> _GIVEN PROBLEM_:
Return each line of the data below exactly, omitting any pictures.

> _RECORDS SUPPLIED_:
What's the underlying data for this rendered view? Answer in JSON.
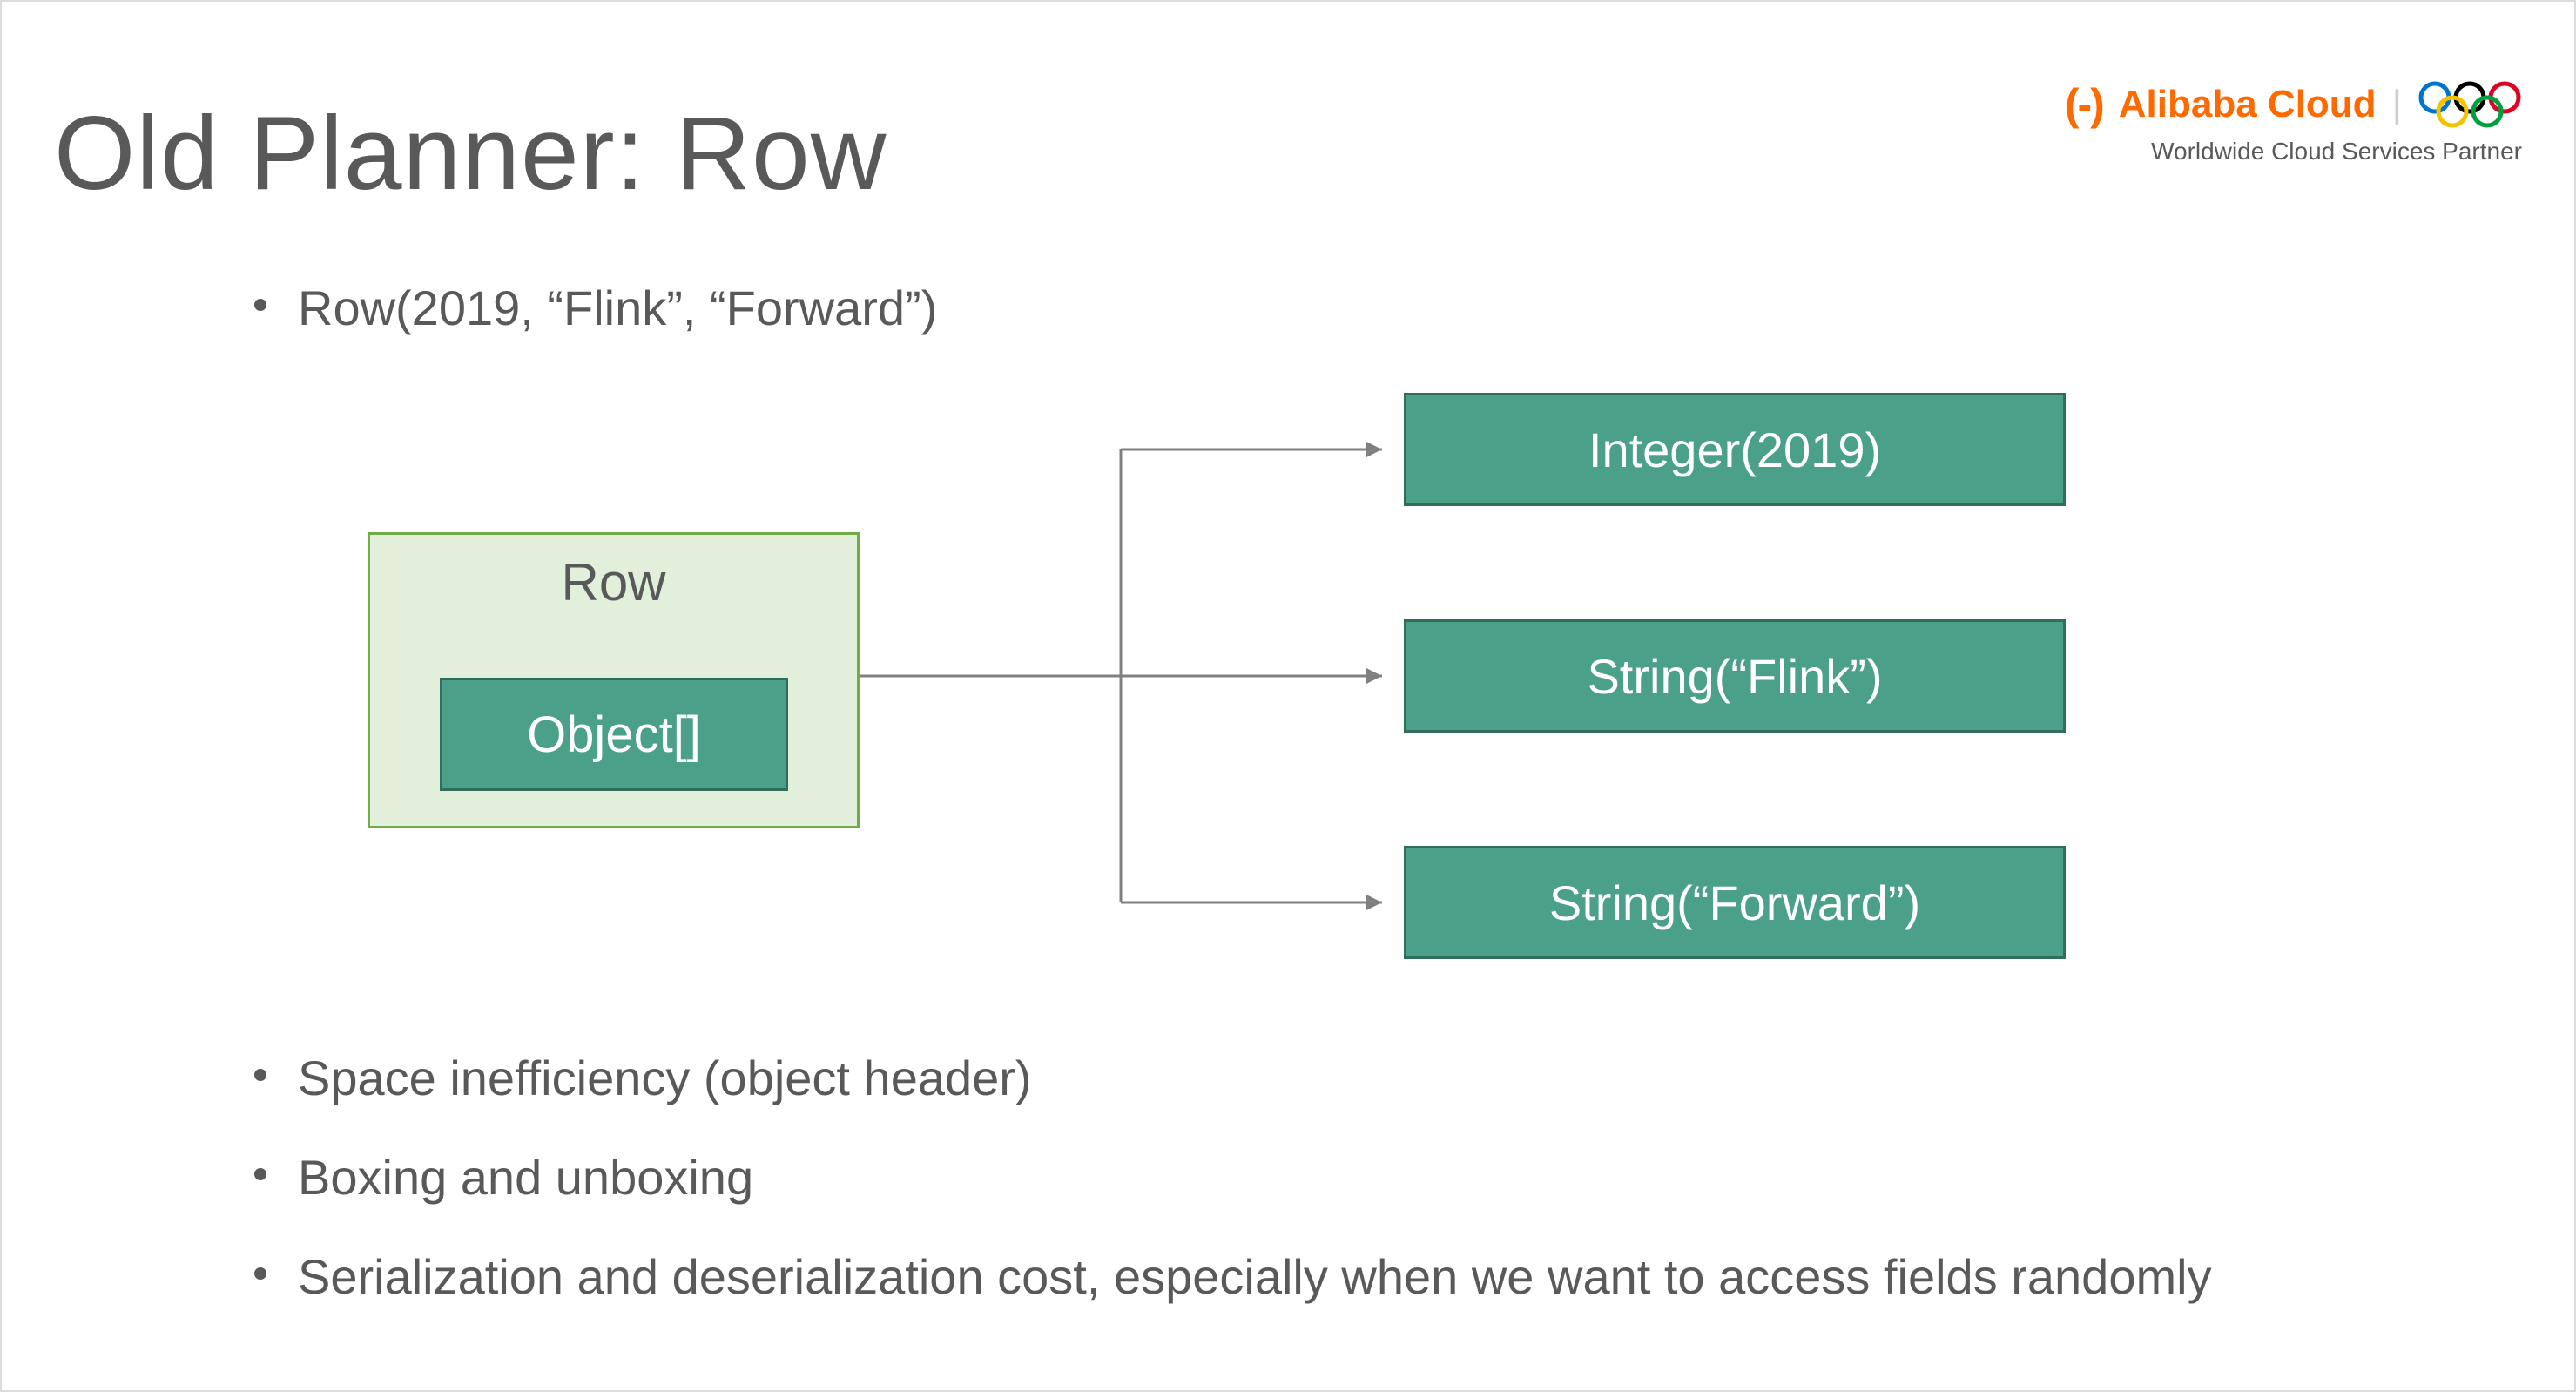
{
  "title": "Old Planner: Row",
  "logo": {
    "brand": "Alibaba Cloud",
    "tagline": "Worldwide Cloud Services Partner"
  },
  "bullet_top": "Row(2019, “Flink”, “Forward”)",
  "diagram": {
    "container_label": "Row",
    "inner_box": "Object[]",
    "values": [
      "Integer(2019)",
      "String(“Flink”)",
      "String(“Forward”)"
    ]
  },
  "bullets_bottom": [
    "Space inefficiency (object header)",
    "Boxing and unboxing",
    "Serialization and deserialization cost, especially when we want to access fields randomly"
  ],
  "colors": {
    "accent_green": "#4AA088",
    "accent_green_border": "#2E6E5A",
    "light_green": "#E2EFDA",
    "orange": "#FF6A00",
    "text": "#595959"
  }
}
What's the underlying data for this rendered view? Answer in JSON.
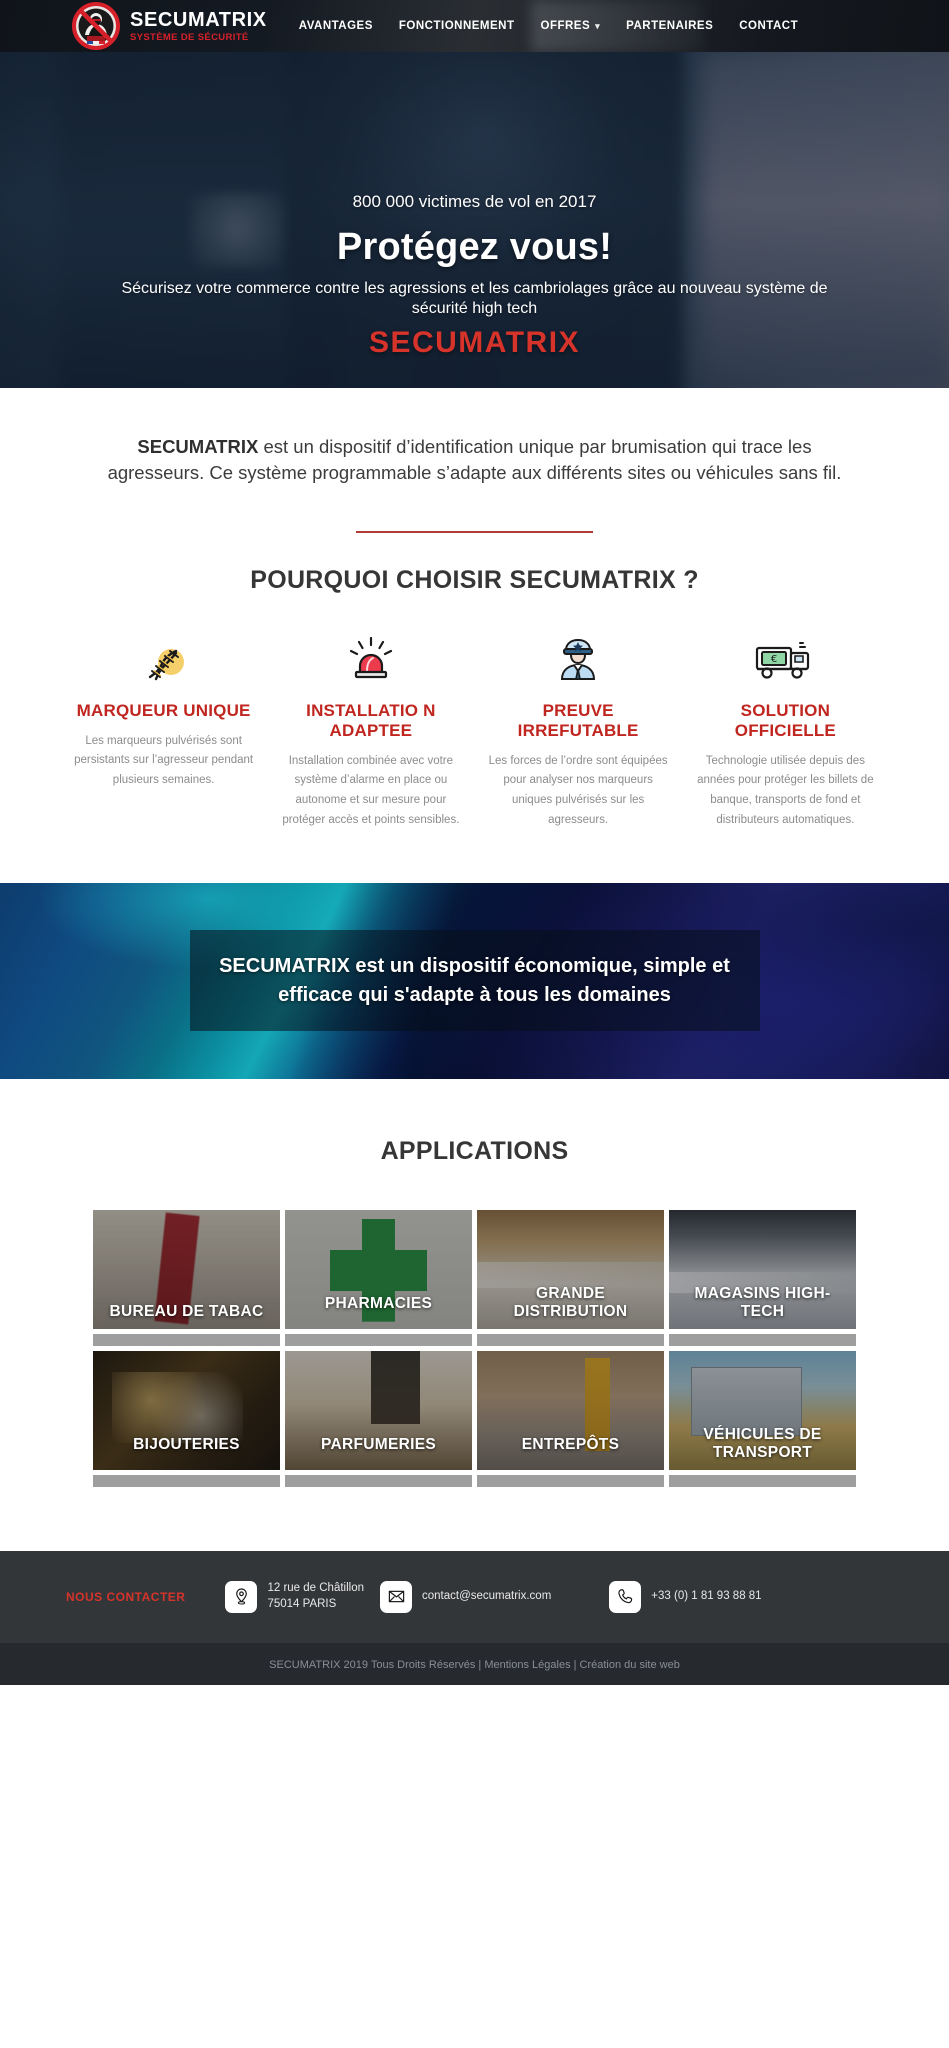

> _SOLUTION TO THIS PROBLEM_:
What's the underlying data for this rendered view? Answer in JSON.
{
  "title": "Old Planner: Row",
  "logo": {
    "brand": "Alibaba Cloud",
    "tagline": "Worldwide Cloud Services Partner"
  },
  "bullet_top": "Row(2019, “Flink”, “Forward”)",
  "diagram": {
    "container_label": "Row",
    "inner_box": "Object[]",
    "values": [
      "Integer(2019)",
      "String(“Flink”)",
      "String(“Forward”)"
    ]
  },
  "bullets_bottom": [
    "Space inefficiency (object header)",
    "Boxing and unboxing",
    "Serialization and deserialization cost, especially when we want to access fields randomly"
  ],
  "colors": {
    "accent_green": "#4AA088",
    "accent_green_border": "#2E6E5A",
    "light_green": "#E2EFDA",
    "orange": "#FF6A00",
    "text": "#595959"
  }
}
What's the underlying data for this rendered view? Answer in JSON.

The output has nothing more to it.